BEGIN Exercise data

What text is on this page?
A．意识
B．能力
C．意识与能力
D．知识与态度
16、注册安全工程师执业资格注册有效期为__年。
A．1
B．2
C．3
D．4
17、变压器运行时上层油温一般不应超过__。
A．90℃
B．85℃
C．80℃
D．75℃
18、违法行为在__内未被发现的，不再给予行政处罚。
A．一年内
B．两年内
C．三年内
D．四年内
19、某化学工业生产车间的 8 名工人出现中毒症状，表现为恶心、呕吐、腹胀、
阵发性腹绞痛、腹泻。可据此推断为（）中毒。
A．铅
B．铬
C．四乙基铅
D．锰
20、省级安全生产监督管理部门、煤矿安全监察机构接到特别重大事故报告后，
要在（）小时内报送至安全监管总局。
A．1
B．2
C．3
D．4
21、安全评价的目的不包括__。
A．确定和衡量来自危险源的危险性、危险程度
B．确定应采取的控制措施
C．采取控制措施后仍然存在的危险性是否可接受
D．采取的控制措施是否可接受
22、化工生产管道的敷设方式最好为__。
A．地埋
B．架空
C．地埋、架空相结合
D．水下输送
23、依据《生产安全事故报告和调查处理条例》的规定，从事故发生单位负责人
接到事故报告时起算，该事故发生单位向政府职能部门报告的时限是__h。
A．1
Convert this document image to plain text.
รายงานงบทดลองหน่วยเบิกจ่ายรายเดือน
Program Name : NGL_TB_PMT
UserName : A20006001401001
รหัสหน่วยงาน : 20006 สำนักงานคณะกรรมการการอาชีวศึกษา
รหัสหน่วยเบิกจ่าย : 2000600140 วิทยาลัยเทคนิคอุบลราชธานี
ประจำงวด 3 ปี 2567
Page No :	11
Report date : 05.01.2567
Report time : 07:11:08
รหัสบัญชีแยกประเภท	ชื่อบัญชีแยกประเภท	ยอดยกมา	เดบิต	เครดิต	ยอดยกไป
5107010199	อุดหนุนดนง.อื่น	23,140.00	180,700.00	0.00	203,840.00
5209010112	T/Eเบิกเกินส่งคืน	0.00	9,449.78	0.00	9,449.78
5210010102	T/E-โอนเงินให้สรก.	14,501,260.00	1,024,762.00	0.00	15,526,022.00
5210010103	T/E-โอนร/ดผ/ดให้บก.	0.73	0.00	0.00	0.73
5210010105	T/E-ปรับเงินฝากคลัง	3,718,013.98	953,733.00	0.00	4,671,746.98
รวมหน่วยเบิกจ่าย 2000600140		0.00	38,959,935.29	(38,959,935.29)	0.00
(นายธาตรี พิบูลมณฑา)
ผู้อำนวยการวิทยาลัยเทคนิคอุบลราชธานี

END Exercise data

Transcribe every entry verbatim.

What text is on this page?
A．意识
B．能力
C．意识与能力
D．知识与态度
16、注册安全工程师执业资格注册有效期为__年。
A．1
B．2
C．3
D．4
17、变压器运行时上层油温一般不应超过__。
A．90℃
B．85℃
C．80℃
D．75℃
18、违法行为在__内未被发现的，不再给予行政处罚。
A．一年内
B．两年内
C．三年内
D．四年内
19、某化学工业生产车间的 8 名工人出现中毒症状，表现为恶心、呕吐、腹胀、
阵发性腹绞痛、腹泻。可据此推断为（）中毒。
A．铅
B．铬
C．四乙基铅
D．锰
20、省级安全生产监督管理部门、煤矿安全监察机构接到特别重大事故报告后，
要在（）小时内报送至安全监管总局。
A．1
B．2
C．3
D．4
21、安全评价的目的不包括__。
A．确定和衡量来自危险源的危险性、危险程度
B．确定应采取的控制措施
C．采取控制措施后仍然存在的危险性是否可接受
D．采取的控制措施是否可接受
22、化工生产管道的敷设方式最好为__。
A．地埋
B．架空
C．地埋、架空相结合
D．水下输送
23、依据《生产安全事故报告和调查处理条例》的规定，从事故发生单位负责人
接到事故报告时起算，该事故发生单位向政府职能部门报告的时限是__h。
A．1
Convert this document image to plain text.
รายงานงบทดลองหน่วยเบิกจ่ายรายเดือน
Program Name : NGL_TB_PMT
UserName : A20006001401001
รหัสหน่วยงาน : 20006 สำนักงานคณะกรรมการการอาชีวศึกษา
รหัสหน่วยเบิกจ่าย : 2000600140 วิทยาลัยเทคนิคอุบลราชธานี
ประจำงวด 3 ปี 2567
Page No :	11
Report date : 05.01.2567
Report time : 07:11:08
รหัสบัญชีแยกประเภท	ชื่อบัญชีแยกประเภท	ยอดยกมา	เดบิต	เครดิต	ยอดยกไป
5107010199	อุดหนุนดนง.อื่น	23,140.00	180,700.00	0.00	203,840.00
5209010112	T/Eเบิกเกินส่งคืน	0.00	9,449.78	0.00	9,449.78
5210010102	T/E-โอนเงินให้สรก.	14,501,260.00	1,024,762.00	0.00	15,526,022.00
5210010103	T/E-โอนร/ดผ/ดให้บก.	0.73	0.00	0.00	0.73
5210010105	T/E-ปรับเงินฝากคลัง	3,718,013.98	953,733.00	0.00	4,671,746.98
รวมหน่วยเบิกจ่าย 2000600140		0.00	38,959,935.29	(38,959,935.29)	0.00
(นายธาตรี พิบูลมณฑา)
ผู้อำนวยการวิทยาลัยเทคนิคอุบลราชธานี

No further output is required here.